### Aim of the task
List all the lines in these records that hold "possam".

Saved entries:
* begin *

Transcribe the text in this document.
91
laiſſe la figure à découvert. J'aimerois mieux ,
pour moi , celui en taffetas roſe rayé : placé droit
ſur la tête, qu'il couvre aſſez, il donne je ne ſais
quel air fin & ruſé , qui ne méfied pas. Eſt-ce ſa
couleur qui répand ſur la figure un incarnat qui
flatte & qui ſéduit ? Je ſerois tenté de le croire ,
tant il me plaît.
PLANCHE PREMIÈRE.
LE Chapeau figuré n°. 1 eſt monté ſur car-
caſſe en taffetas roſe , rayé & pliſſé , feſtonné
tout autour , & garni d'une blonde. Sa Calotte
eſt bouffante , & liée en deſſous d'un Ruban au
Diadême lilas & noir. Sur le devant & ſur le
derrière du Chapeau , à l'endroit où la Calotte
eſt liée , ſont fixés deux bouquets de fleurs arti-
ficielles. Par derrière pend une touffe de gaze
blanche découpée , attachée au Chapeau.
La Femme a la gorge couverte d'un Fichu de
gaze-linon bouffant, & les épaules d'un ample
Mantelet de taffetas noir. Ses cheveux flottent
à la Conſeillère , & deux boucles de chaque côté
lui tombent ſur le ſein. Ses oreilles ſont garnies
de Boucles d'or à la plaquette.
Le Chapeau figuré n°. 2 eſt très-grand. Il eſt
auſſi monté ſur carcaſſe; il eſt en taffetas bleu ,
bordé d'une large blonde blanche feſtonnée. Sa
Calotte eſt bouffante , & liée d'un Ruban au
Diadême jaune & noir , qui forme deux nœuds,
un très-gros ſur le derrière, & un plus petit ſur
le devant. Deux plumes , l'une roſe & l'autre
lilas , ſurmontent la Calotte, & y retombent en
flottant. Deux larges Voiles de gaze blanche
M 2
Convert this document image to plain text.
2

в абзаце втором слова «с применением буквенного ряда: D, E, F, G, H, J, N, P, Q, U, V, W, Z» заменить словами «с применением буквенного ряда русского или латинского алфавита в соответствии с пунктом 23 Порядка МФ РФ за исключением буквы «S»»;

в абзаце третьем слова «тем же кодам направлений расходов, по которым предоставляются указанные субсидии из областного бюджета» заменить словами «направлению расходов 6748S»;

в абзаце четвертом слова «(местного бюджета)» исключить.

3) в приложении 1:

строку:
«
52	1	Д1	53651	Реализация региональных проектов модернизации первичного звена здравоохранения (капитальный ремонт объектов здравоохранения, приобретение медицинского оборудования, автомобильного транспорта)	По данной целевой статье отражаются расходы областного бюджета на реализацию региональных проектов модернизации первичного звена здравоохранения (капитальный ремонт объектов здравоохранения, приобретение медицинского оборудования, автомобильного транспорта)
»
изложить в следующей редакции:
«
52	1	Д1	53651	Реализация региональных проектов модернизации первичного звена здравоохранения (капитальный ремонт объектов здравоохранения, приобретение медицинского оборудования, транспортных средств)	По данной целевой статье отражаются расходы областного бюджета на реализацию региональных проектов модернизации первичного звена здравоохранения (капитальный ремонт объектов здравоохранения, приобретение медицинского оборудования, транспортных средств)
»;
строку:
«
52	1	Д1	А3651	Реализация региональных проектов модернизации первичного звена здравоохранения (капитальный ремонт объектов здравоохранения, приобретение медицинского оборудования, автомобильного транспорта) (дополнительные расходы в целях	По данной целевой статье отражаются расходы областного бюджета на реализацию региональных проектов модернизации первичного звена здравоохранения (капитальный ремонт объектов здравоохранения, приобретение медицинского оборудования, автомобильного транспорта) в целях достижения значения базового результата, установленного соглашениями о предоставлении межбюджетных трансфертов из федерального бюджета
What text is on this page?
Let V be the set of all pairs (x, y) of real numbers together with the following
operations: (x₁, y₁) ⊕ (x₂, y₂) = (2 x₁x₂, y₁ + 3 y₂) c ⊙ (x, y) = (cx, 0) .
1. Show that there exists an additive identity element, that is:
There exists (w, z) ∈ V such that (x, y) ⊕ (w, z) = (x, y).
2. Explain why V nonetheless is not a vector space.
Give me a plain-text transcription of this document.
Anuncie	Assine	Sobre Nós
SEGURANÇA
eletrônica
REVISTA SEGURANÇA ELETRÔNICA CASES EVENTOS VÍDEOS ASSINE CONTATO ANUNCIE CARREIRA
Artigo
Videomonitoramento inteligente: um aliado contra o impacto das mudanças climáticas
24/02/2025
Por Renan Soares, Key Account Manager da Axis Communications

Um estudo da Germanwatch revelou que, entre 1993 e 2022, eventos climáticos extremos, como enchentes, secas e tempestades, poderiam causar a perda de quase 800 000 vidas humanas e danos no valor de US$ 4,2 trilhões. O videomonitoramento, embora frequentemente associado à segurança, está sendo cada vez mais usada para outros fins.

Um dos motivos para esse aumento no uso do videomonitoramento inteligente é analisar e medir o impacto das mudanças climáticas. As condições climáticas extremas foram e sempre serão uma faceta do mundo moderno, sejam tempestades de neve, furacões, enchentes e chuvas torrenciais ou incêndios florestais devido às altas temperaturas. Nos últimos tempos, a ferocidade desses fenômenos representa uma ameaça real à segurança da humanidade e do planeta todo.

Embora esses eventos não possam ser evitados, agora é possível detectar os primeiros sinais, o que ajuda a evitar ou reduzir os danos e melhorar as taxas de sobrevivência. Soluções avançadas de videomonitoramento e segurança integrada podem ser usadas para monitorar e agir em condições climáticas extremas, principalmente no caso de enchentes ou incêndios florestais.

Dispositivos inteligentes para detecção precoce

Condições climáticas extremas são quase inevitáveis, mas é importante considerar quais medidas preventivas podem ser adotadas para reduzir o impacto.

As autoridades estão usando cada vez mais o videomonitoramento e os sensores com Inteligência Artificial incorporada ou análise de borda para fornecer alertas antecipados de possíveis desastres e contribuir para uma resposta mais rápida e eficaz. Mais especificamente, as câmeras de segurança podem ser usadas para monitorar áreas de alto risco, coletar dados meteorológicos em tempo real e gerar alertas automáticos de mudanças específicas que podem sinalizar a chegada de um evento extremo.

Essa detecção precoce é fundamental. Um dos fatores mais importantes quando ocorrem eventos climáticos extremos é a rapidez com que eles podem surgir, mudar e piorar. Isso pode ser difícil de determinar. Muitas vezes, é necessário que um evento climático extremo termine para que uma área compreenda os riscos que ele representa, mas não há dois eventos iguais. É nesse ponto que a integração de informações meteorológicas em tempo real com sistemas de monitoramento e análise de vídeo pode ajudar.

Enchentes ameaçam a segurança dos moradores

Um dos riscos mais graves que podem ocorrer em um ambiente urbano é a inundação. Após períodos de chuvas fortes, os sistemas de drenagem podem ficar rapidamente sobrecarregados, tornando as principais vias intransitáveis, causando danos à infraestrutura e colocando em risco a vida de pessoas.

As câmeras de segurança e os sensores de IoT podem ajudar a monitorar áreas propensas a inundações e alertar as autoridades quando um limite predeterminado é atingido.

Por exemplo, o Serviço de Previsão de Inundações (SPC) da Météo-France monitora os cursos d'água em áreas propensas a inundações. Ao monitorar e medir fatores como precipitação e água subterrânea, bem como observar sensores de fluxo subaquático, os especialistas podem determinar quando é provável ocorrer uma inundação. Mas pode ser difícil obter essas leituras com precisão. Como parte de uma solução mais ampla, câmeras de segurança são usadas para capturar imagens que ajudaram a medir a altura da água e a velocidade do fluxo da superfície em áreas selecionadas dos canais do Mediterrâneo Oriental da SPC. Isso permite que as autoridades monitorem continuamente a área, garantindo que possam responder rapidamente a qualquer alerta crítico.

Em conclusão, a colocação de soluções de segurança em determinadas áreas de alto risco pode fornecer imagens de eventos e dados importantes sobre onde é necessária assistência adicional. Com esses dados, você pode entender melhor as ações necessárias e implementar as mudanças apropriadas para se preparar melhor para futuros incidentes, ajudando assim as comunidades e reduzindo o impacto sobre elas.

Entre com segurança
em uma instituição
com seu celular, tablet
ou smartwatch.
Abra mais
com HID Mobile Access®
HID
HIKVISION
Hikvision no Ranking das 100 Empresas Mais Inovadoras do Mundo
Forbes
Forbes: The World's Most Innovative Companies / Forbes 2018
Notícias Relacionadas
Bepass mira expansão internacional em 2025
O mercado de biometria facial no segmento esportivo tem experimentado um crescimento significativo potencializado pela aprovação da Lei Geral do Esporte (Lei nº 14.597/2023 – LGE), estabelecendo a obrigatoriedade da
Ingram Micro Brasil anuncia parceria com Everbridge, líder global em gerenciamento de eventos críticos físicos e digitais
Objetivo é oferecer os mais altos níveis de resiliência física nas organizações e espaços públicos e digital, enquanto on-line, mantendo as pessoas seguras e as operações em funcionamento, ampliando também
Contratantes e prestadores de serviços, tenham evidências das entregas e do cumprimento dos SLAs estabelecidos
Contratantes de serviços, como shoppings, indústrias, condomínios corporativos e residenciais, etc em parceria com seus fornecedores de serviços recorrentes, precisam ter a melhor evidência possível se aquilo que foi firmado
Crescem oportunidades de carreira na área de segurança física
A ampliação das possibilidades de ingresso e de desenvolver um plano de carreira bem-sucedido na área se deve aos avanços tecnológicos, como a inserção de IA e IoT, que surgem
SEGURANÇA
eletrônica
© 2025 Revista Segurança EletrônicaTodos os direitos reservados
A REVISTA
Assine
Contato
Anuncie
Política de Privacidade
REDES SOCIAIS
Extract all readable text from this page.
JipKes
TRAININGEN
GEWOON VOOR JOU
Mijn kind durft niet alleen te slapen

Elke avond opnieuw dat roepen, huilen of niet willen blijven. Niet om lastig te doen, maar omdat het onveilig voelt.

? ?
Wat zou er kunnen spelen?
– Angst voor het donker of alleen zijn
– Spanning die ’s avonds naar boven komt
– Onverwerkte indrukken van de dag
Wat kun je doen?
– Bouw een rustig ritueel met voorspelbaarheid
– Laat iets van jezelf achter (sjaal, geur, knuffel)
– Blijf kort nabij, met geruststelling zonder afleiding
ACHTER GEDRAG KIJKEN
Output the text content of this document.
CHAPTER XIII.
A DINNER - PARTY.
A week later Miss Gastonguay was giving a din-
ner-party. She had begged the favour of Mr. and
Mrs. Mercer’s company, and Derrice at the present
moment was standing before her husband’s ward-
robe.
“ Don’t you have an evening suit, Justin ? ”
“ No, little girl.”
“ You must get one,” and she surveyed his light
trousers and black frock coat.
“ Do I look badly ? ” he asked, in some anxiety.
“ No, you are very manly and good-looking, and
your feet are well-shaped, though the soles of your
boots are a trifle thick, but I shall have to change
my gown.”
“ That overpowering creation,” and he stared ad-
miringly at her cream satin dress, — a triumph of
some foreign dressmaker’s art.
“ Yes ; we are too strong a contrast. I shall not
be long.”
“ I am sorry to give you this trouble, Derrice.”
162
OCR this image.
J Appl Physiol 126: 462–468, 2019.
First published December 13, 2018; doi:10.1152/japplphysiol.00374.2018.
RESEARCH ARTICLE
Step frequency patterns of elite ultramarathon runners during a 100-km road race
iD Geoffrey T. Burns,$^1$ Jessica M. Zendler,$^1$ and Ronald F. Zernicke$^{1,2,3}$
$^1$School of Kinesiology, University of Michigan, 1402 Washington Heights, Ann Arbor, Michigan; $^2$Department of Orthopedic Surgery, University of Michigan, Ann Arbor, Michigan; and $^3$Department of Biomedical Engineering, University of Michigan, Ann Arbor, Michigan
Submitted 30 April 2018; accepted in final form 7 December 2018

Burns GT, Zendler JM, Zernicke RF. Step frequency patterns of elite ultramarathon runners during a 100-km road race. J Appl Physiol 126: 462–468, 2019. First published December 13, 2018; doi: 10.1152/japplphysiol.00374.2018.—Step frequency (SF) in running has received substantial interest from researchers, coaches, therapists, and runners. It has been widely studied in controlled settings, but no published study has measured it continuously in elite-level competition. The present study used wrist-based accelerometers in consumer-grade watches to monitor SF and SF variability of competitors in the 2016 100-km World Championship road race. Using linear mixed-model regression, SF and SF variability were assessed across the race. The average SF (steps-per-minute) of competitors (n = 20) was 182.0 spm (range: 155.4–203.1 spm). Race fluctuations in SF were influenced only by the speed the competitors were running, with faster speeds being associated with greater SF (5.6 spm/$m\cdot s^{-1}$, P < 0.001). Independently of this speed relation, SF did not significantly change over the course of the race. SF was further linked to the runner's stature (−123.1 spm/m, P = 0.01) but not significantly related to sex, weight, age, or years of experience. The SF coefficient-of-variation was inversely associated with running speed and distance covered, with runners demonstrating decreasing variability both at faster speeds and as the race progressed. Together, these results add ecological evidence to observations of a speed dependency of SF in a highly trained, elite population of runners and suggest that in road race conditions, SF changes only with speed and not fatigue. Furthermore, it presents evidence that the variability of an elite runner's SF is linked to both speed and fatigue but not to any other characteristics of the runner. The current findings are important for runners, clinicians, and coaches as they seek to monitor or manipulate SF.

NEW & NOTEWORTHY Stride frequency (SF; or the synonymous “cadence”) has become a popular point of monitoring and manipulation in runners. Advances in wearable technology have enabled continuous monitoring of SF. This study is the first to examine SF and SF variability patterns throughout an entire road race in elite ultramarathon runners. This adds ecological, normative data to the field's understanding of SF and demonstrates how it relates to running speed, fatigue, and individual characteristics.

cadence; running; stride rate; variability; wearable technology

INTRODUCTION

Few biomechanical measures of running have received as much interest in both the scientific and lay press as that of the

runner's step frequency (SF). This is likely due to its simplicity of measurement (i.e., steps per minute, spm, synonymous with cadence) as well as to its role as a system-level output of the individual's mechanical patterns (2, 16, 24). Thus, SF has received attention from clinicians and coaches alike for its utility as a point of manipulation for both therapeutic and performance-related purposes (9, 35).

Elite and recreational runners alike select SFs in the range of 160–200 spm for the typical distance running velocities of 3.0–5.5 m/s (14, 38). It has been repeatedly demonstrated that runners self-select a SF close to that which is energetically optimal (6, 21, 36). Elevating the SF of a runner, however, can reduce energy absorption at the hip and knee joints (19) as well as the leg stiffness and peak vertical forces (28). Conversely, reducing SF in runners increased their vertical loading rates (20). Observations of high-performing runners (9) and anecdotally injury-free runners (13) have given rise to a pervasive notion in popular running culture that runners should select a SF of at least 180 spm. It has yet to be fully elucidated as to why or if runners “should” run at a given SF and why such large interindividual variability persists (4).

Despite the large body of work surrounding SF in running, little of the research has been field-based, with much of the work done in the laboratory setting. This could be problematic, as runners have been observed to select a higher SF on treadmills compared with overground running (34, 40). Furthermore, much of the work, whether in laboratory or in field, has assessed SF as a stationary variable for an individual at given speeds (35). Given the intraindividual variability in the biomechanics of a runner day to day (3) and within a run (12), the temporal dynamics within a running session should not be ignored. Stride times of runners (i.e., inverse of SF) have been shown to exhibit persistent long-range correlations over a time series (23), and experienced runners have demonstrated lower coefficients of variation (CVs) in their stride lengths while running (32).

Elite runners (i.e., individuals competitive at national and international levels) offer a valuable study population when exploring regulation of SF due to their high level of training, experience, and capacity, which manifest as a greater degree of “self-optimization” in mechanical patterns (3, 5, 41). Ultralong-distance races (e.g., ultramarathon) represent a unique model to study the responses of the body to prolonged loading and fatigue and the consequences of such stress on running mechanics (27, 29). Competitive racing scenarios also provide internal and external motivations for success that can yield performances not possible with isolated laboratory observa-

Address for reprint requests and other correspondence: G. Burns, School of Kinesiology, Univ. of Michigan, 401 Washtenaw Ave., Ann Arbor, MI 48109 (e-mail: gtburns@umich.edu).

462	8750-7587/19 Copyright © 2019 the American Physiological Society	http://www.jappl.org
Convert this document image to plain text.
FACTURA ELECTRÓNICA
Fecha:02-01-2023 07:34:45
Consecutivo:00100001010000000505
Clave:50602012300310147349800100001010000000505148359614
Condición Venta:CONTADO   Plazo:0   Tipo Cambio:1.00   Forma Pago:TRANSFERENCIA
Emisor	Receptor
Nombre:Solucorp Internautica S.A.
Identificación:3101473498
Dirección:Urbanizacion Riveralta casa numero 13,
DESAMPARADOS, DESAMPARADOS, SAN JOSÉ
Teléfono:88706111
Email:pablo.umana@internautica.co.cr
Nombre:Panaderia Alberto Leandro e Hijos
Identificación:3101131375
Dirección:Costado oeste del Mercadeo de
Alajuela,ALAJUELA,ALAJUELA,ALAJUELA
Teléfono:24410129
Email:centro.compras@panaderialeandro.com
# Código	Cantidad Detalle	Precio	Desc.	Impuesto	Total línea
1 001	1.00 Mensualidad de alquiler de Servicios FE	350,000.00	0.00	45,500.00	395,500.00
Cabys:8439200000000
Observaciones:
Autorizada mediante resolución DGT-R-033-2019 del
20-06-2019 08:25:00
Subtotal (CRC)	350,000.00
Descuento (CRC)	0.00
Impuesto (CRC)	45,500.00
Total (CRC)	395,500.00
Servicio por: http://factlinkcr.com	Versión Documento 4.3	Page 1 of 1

* end *

### Response to the exercise
Embora esses eventos não possam ser evitados, agora é possível detectar os primeiros sinais, o que ajuda a evitar ou reduzir os danos e melhorar as taxas de sobrevivência. Soluções avançadas de videomonitoramento e segurança integrada podem ser usadas para monitorar e agir em condições climáticas extremas, principalmente no caso de enchentes ou incêndios florestais.
Por exemplo, o Serviço de Previsão de Inundações (SPC) da Météo-France monitora os cursos d'água em áreas propensas a inundações. Ao monitorar e medir fatores como precipitação e água subterrânea, bem como observar sensores de fluxo subaquático, os especialistas podem determinar quando é provável ocorrer uma inundação. Mas pode ser difícil obter essas leituras com precisão. Como parte de uma solução mais ampla, câmeras de segurança são usadas para capturar imagens que ajudaram a medir a altura da água e a velocidade do fluxo da superfície em áreas selecionadas dos canais do Mediterrâneo Oriental da SPC. Isso permite que as autoridades monitorem continuamente a área, garantindo que possam responder rapidamente a qualquer alerta crítico.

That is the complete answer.